--- Begin ---

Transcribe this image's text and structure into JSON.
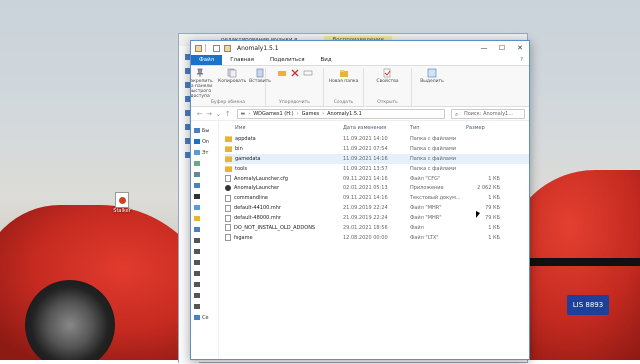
{
  "desktop": {
    "icon_label": "Stalker",
    "plate_text": "LIS 8893"
  },
  "back_window": {
    "title": "редактирование музыки в ...",
    "play_tab": "Воспроизведение"
  },
  "window": {
    "title": "Anomaly1.5.1",
    "controls": {
      "minimize": "—",
      "maximize": "☐",
      "close": "✕"
    },
    "ribbon_tabs": [
      "Файл",
      "Главная",
      "Поделиться",
      "Вид"
    ],
    "help": "?",
    "ribbon": {
      "pin_label": "Закрепить на панели быстрого доступа",
      "copy_label": "Копировать",
      "paste_label": "Вставить",
      "clipboard_group": "Буфер обмена",
      "organize_group": "Упорядочить",
      "new_folder_label": "Новая папка",
      "create_group": "Создать",
      "properties_label": "Свойства",
      "open_group": "Открыть",
      "select_label": "Выделить"
    },
    "address": {
      "segments": [
        "WDGames1 (H:)",
        "Games",
        "Anomaly1.5.1"
      ]
    },
    "search_placeholder": "Поиск: Anomaly1...",
    "nav_pane": [
      "Бы",
      "On",
      "Эт",
      "",
      "",
      "",
      "",
      "",
      "",
      "",
      "",
      "",
      "",
      "",
      "",
      "",
      "",
      "Се"
    ],
    "columns": {
      "name": "Имя",
      "date": "Дата изменения",
      "type": "Тип",
      "size": "Размер"
    },
    "files": [
      {
        "name": "appdata",
        "date": "11.09.2021 14:10",
        "type": "Папка с файлами",
        "size": "",
        "kind": "folder"
      },
      {
        "name": "bin",
        "date": "11.09.2021 07:54",
        "type": "Папка с файлами",
        "size": "",
        "kind": "folder"
      },
      {
        "name": "gamedata",
        "date": "11.09.2021 14:16",
        "type": "Папка с файлами",
        "size": "",
        "kind": "folder"
      },
      {
        "name": "tools",
        "date": "11.09.2021 13:57",
        "type": "Папка с файлами",
        "size": "",
        "kind": "folder"
      },
      {
        "name": "AnomalyLauncher.cfg",
        "date": "09.11.2021 14:16",
        "type": "Файл \"CFG\"",
        "size": "1 КБ",
        "kind": "doc"
      },
      {
        "name": "AnomalyLauncher",
        "date": "02.01.2021 05:13",
        "type": "Приложение",
        "size": "2 062 КБ",
        "kind": "app"
      },
      {
        "name": "commandline",
        "date": "09.11.2021 14:16",
        "type": "Текстовый докум...",
        "size": "1 КБ",
        "kind": "doc"
      },
      {
        "name": "default-44100.mhr",
        "date": "21.09.2019 22:24",
        "type": "Файл \"MHR\"",
        "size": "79 КБ",
        "kind": "doc"
      },
      {
        "name": "default-48000.mhr",
        "date": "21.09.2019 22:24",
        "type": "Файл \"MHR\"",
        "size": "79 КБ",
        "kind": "doc"
      },
      {
        "name": "DO_NOT_INSTALL_OLD_ADDONS",
        "date": "29.01.2021 18:56",
        "type": "Файл",
        "size": "1 КБ",
        "kind": "doc"
      },
      {
        "name": "fsgame",
        "date": "12.08.2020 00:00",
        "type": "Файл \"LTX\"",
        "size": "1 КБ",
        "kind": "doc"
      }
    ]
  }
}
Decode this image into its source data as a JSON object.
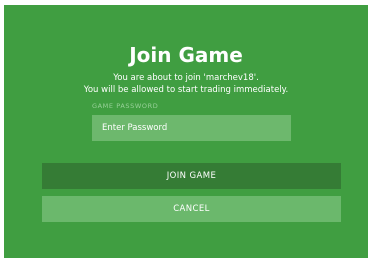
{
  "dialog": {
    "title": "Join Game",
    "subtitle_line1": "You are about to join 'marchev18'.",
    "subtitle_line2": "You will be allowed to start trading immediately.",
    "password_label": "GAME PASSWORD",
    "password_placeholder": "Enter Password",
    "password_value": "",
    "join_label": "JOIN GAME",
    "cancel_label": "CANCEL"
  },
  "colors": {
    "dialog_bg": "#409e41",
    "input_bg": "#6db86d",
    "join_bg": "#357c35",
    "cancel_bg": "#6bb86c",
    "label_color": "#97d198"
  }
}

--- End ---

Leave out the pictures and copy everything else in the records word for word.

Transcribe this image's text and structure into JSON.
{
  "desktop": {
    "icon_label": "Stalker",
    "plate_text": "LIS 8893"
  },
  "back_window": {
    "title": "редактирование музыки в ...",
    "play_tab": "Воспроизведение"
  },
  "window": {
    "title": "Anomaly1.5.1",
    "controls": {
      "minimize": "—",
      "maximize": "☐",
      "close": "✕"
    },
    "ribbon_tabs": [
      "Файл",
      "Главная",
      "Поделиться",
      "Вид"
    ],
    "help": "?",
    "ribbon": {
      "pin_label": "Закрепить на панели быстрого доступа",
      "copy_label": "Копировать",
      "paste_label": "Вставить",
      "clipboard_group": "Буфер обмена",
      "organize_group": "Упорядочить",
      "new_folder_label": "Новая папка",
      "create_group": "Создать",
      "properties_label": "Свойства",
      "open_group": "Открыть",
      "select_label": "Выделить"
    },
    "address": {
      "segments": [
        "WDGames1 (H:)",
        "Games",
        "Anomaly1.5.1"
      ]
    },
    "search_placeholder": "Поиск: Anomaly1...",
    "nav_pane": [
      "Бы",
      "On",
      "Эт",
      "",
      "",
      "",
      "",
      "",
      "",
      "",
      "",
      "",
      "",
      "",
      "",
      "",
      "",
      "Се"
    ],
    "columns": {
      "name": "Имя",
      "date": "Дата изменения",
      "type": "Тип",
      "size": "Размер"
    },
    "files": [
      {
        "name": "appdata",
        "date": "11.09.2021 14:10",
        "type": "Папка с файлами",
        "size": "",
        "kind": "folder"
      },
      {
        "name": "bin",
        "date": "11.09.2021 07:54",
        "type": "Папка с файлами",
        "size": "",
        "kind": "folder"
      },
      {
        "name": "gamedata",
        "date": "11.09.2021 14:16",
        "type": "Папка с файлами",
        "size": "",
        "kind": "folder"
      },
      {
        "name": "tools",
        "date": "11.09.2021 13:57",
        "type": "Папка с файлами",
        "size": "",
        "kind": "folder"
      },
      {
        "name": "AnomalyLauncher.cfg",
        "date": "09.11.2021 14:16",
        "type": "Файл \"CFG\"",
        "size": "1 КБ",
        "kind": "doc"
      },
      {
        "name": "AnomalyLauncher",
        "date": "02.01.2021 05:13",
        "type": "Приложение",
        "size": "2 062 КБ",
        "kind": "app"
      },
      {
        "name": "commandline",
        "date": "09.11.2021 14:16",
        "type": "Текстовый докум...",
        "size": "1 КБ",
        "kind": "doc"
      },
      {
        "name": "default-44100.mhr",
        "date": "21.09.2019 22:24",
        "type": "Файл \"MHR\"",
        "size": "79 КБ",
        "kind": "doc"
      },
      {
        "name": "default-48000.mhr",
        "date": "21.09.2019 22:24",
        "type": "Файл \"MHR\"",
        "size": "79 КБ",
        "kind": "doc"
      },
      {
        "name": "DO_NOT_INSTALL_OLD_ADDONS",
        "date": "29.01.2021 18:56",
        "type": "Файл",
        "size": "1 КБ",
        "kind": "doc"
      },
      {
        "name": "fsgame",
        "date": "12.08.2020 00:00",
        "type": "Файл \"LTX\"",
        "size": "1 КБ",
        "kind": "doc"
      }
    ]
  }
}
Decode this image into its source data as a JSON object.
{
  "dialog": {
    "title": "Join Game",
    "subtitle_line1": "You are about to join 'marchev18'.",
    "subtitle_line2": "You will be allowed to start trading immediately.",
    "password_label": "GAME PASSWORD",
    "password_placeholder": "Enter Password",
    "password_value": "",
    "join_label": "JOIN GAME",
    "cancel_label": "CANCEL"
  },
  "colors": {
    "dialog_bg": "#409e41",
    "input_bg": "#6db86d",
    "join_bg": "#357c35",
    "cancel_bg": "#6bb86c",
    "label_color": "#97d198"
  }
}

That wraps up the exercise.